* _Short task_
Pick out each line of the records in which the word "Type" appears.
>> Begin Given records
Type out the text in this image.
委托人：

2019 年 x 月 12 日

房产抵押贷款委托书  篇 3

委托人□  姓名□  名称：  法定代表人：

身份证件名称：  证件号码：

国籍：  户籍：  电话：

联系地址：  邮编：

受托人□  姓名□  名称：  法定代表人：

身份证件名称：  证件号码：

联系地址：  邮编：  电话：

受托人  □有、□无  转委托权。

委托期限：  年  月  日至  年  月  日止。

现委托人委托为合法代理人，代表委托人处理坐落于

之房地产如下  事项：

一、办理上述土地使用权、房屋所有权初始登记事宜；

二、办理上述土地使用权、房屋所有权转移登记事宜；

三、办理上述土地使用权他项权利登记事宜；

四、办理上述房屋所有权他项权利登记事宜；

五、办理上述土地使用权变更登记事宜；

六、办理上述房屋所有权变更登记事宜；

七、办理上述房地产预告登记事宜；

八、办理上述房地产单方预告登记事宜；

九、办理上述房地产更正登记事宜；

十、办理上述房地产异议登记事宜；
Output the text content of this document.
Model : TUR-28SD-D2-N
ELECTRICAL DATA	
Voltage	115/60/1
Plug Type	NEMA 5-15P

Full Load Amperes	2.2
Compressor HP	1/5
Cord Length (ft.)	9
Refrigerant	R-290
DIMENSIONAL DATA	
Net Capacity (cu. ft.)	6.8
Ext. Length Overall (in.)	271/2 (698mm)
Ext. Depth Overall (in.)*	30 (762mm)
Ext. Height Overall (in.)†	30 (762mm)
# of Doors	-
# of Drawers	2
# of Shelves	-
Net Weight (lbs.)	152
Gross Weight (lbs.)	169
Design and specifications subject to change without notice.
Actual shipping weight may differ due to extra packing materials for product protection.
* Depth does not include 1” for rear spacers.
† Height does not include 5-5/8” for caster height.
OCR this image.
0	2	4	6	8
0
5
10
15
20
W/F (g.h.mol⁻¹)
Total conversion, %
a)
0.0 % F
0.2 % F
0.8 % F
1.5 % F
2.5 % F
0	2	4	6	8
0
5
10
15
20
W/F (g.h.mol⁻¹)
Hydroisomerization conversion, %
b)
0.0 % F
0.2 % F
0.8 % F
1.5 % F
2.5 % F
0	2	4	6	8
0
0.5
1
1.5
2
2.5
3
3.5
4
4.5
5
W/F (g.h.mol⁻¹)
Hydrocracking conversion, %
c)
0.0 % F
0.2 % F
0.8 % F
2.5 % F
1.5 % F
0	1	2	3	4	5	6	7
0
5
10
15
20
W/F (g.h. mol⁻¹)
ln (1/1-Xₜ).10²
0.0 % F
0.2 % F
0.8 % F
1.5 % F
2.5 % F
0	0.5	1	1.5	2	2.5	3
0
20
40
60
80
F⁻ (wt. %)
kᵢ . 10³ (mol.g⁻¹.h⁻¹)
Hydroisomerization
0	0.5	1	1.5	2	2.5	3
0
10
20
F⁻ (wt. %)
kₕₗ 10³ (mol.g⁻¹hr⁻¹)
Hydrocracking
>> End Given records
* _The result_
Type out the text in this image.
Plug Type	NEMA 5-15P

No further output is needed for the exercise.